#### Directions for this task:
Word for word, repeat the entries, minus the pictures.

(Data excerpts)
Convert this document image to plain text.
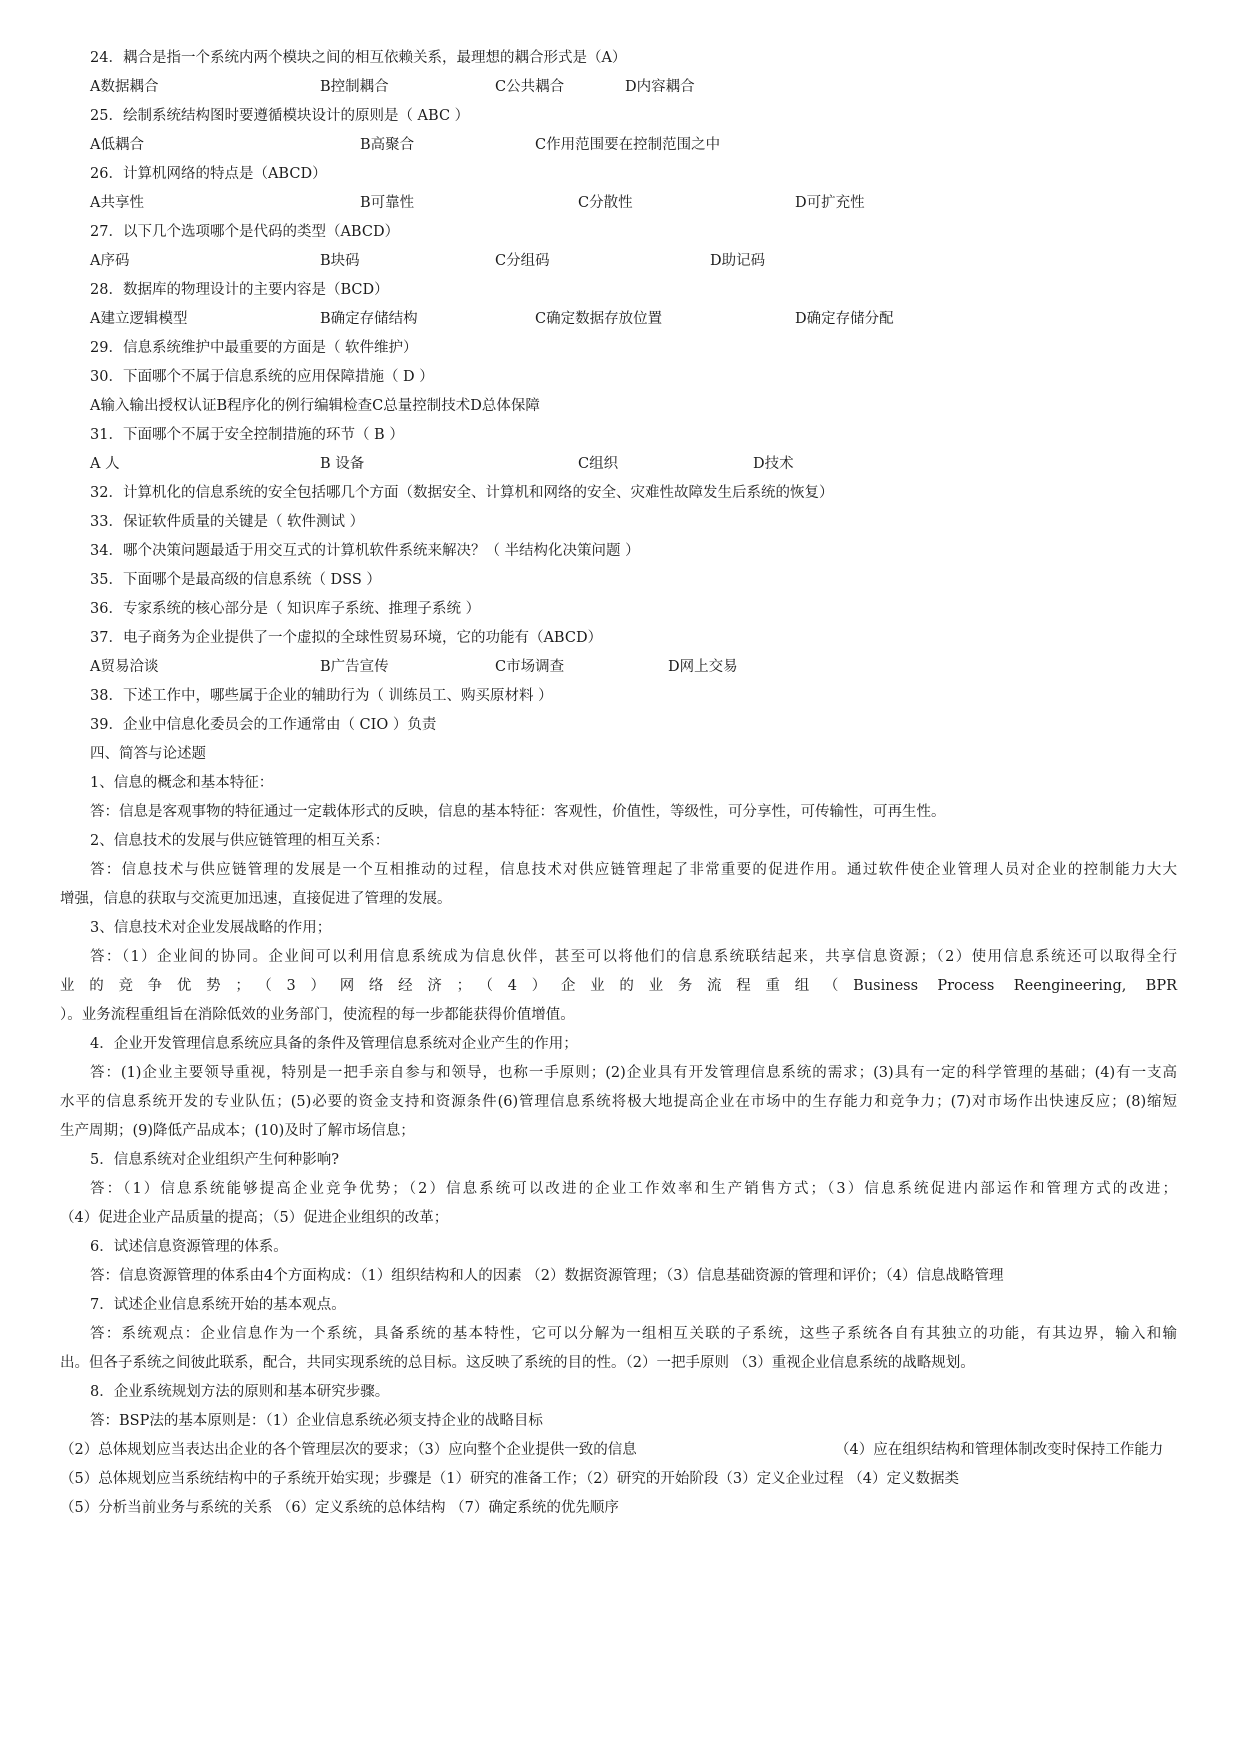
24．耦合是指一个系统内两个模块之间的相互依赖关系，最理想的耦合形式是（A）
A数据耦合	B控制耦合	C公共耦合	D内容耦合
25．绘制系统结构图时要遵循模块设计的原则是（ ABC ）
A低耦合	B高聚合	C作用范围要在控制范围之中
26．计算机网络的特点是（ABCD）
A共享性	B可靠性	C分散性	D可扩充性
27．以下几个选项哪个是代码的类型（ABCD）
A序码	B块码	C分组码	D助记码
28．数据库的物理设计的主要内容是（BCD）
A建立逻辑模型	B确定存储结构	C确定数据存放位置	D确定存储分配
29．信息系统维护中最重要的方面是（ 软件维护）
30．下面哪个不属于信息系统的应用保障措施（ D ）
A输入输出授权认证B程序化的例行编辑检查C总量控制技术D总体保障
31．下面哪个不属于安全控制措施的环节（ B ）
A 人	B 设备	C组织	D技术
32．计算机化的信息系统的安全包括哪几个方面（数据安全、计算机和网络的安全、灾难性故障发生后系统的恢复）
33．保证软件质量的关键是（ 软件测试 ）
34．哪个决策问题最适于用交互式的计算机软件系统来解决？（ 半结构化决策问题 ）
35．下面哪个是最高级的信息系统（ DSS ）
36．专家系统的核心部分是（ 知识库子系统、推理子系统 ）
37．电子商务为企业提供了一个虚拟的全球性贸易环境，它的功能有（ABCD）
A贸易洽谈	B广告宣传	C市场调查	D网上交易
38．下述工作中，哪些属于企业的辅助行为（ 训练员工、购买原材料 ）
39．企业中信息化委员会的工作通常由（ CIO ）负责
四、简答与论述题
1、信息的概念和基本特征：
答：信息是客观事物的特征通过一定载体形式的反映，信息的基本特征：客观性，价值性，等级性，可分享性，可传输性，可再生性。
2、信息技术的发展与供应链管理的相互关系：
答：信息技术与供应链管理的发展是一个互相推动的过程，信息技术对供应链管理起了非常重要的促进作用。通过软件使企业管理人员对企业的控制能力大大
增强，信息的获取与交流更加迅速，直接促进了管理的发展。
3、信息技术对企业发展战略的作用；
答：（1）企业间的协同。企业间可以利用信息系统成为信息伙伴，甚至可以将他们的信息系统联结起来，共享信息资源；（2）使用信息系统还可以取得全行
业的竞争优势；（3）网络经济；（4）企业的业务流程重组（Business Process Reengineering, BPR
）。业务流程重组旨在消除低效的业务部门，使流程的每一步都能获得价值增值。
4．企业开发管理信息系统应具备的条件及管理信息系统对企业产生的作用；
答：(1)企业主要领导重视，特别是一把手亲自参与和领导，也称一手原则；(2)企业具有开发管理信息系统的需求；(3)具有一定的科学管理的基础；(4)有一支高
水平的信息系统开发的专业队伍；(5)必要的资金支持和资源条件(6)管理信息系统将极大地提高企业在市场中的生存能力和竞争力；(7)对市场作出快速反应；(8)缩短
生产周期；(9)降低产品成本；(10)及时了解市场信息；
5．信息系统对企业组织产生何种影响?
答：（1）信息系统能够提高企业竞争优势；（2）信息系统可以改进的企业工作效率和生产销售方式；（3）信息系统促进内部运作和管理方式的改进；
（4）促进企业产品质量的提高；（5）促进企业组织的改革；
6．试述信息资源管理的体系。
答：信息资源管理的体系由4个方面构成：（1）组织结构和人的因素 （2）数据资源管理；（3）信息基础资源的管理和评价；（4）信息战略管理
7．试述企业信息系统开始的基本观点。
答：系统观点：企业信息作为一个系统，具备系统的基本特性，它可以分解为一组相互关联的子系统，这些子系统各自有其独立的功能，有其边界，输入和输
出。但各子系统之间彼此联系，配合，共同实现系统的总目标。这反映了系统的目的性。（2）一把手原则 （3）重视企业信息系统的战略规划。
8．企业系统规划方法的原则和基本研究步骤。
答：BSP法的基本原则是：（1）企业信息系统必须支持企业的战略目标
（2）总体规划应当表达出企业的各个管理层次的要求；（3）应向整个企业提供一致的信息	（4）应在组织结构和管理体制改变时保持工作能力
（5）总体规划应当系统结构中的子系统开始实现；步骤是（1）研究的准备工作；（2）研究的开始阶段（3）定义企业过程 （4）定义数据类
（5）分析当前业务与系统的关系 （6）定义系统的总体结构 （7）确定系统的优先顺序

#### Exercise solution:
Convert this document image to plain text.
24．耦合是指一个系统内两个模块之间的相互依赖关系，最理想的耦合形式是（A）
A数据耦合	B控制耦合	C公共耦合	D内容耦合
25．绘制系统结构图时要遵循模块设计的原则是（ ABC ）
A低耦合	B高聚合	C作用范围要在控制范围之中
26．计算机网络的特点是（ABCD）
A共享性	B可靠性	C分散性	D可扩充性
27．以下几个选项哪个是代码的类型（ABCD）
A序码	B块码	C分组码	D助记码
28．数据库的物理设计的主要内容是（BCD）
A建立逻辑模型	B确定存储结构	C确定数据存放位置	D确定存储分配
29．信息系统维护中最重要的方面是（ 软件维护）
30．下面哪个不属于信息系统的应用保障措施（ D ）
A输入输出授权认证B程序化的例行编辑检查C总量控制技术D总体保障
31．下面哪个不属于安全控制措施的环节（ B ）
A 人	B 设备	C组织	D技术
32．计算机化的信息系统的安全包括哪几个方面（数据安全、计算机和网络的安全、灾难性故障发生后系统的恢复）
33．保证软件质量的关键是（ 软件测试 ）
34．哪个决策问题最适于用交互式的计算机软件系统来解决？（ 半结构化决策问题 ）
35．下面哪个是最高级的信息系统（ DSS ）
36．专家系统的核心部分是（ 知识库子系统、推理子系统 ）
37．电子商务为企业提供了一个虚拟的全球性贸易环境，它的功能有（ABCD）
A贸易洽谈	B广告宣传	C市场调查	D网上交易
38．下述工作中，哪些属于企业的辅助行为（ 训练员工、购买原材料 ）
39．企业中信息化委员会的工作通常由（ CIO ）负责
四、简答与论述题
1、信息的概念和基本特征：
答：信息是客观事物的特征通过一定载体形式的反映，信息的基本特征：客观性，价值性，等级性，可分享性，可传输性，可再生性。
2、信息技术的发展与供应链管理的相互关系：
答：信息技术与供应链管理的发展是一个互相推动的过程，信息技术对供应链管理起了非常重要的促进作用。通过软件使企业管理人员对企业的控制能力大大
增强，信息的获取与交流更加迅速，直接促进了管理的发展。
3、信息技术对企业发展战略的作用；
答：（1）企业间的协同。企业间可以利用信息系统成为信息伙伴，甚至可以将他们的信息系统联结起来，共享信息资源；（2）使用信息系统还可以取得全行
业的竞争优势；（3）网络经济；（4）企业的业务流程重组（Business Process Reengineering, BPR
）。业务流程重组旨在消除低效的业务部门，使流程的每一步都能获得价值增值。
4．企业开发管理信息系统应具备的条件及管理信息系统对企业产生的作用；
答：(1)企业主要领导重视，特别是一把手亲自参与和领导，也称一手原则；(2)企业具有开发管理信息系统的需求；(3)具有一定的科学管理的基础；(4)有一支高
水平的信息系统开发的专业队伍；(5)必要的资金支持和资源条件(6)管理信息系统将极大地提高企业在市场中的生存能力和竞争力；(7)对市场作出快速反应；(8)缩短
生产周期；(9)降低产品成本；(10)及时了解市场信息；
5．信息系统对企业组织产生何种影响?
答：（1）信息系统能够提高企业竞争优势；（2）信息系统可以改进的企业工作效率和生产销售方式；（3）信息系统促进内部运作和管理方式的改进；
（4）促进企业产品质量的提高；（5）促进企业组织的改革；
6．试述信息资源管理的体系。
答：信息资源管理的体系由4个方面构成：（1）组织结构和人的因素 （2）数据资源管理；（3）信息基础资源的管理和评价；（4）信息战略管理
7．试述企业信息系统开始的基本观点。
答：系统观点：企业信息作为一个系统，具备系统的基本特性，它可以分解为一组相互关联的子系统，这些子系统各自有其独立的功能，有其边界，输入和输
出。但各子系统之间彼此联系，配合，共同实现系统的总目标。这反映了系统的目的性。（2）一把手原则 （3）重视企业信息系统的战略规划。
8．企业系统规划方法的原则和基本研究步骤。
答：BSP法的基本原则是：（1）企业信息系统必须支持企业的战略目标
（2）总体规划应当表达出企业的各个管理层次的要求；（3）应向整个企业提供一致的信息	（4）应在组织结构和管理体制改变时保持工作能力
（5）总体规划应当系统结构中的子系统开始实现；步骤是（1）研究的准备工作；（2）研究的开始阶段（3）定义企业过程 （4）定义数据类
（5）分析当前业务与系统的关系 （6）定义系统的总体结构 （7）确定系统的优先顺序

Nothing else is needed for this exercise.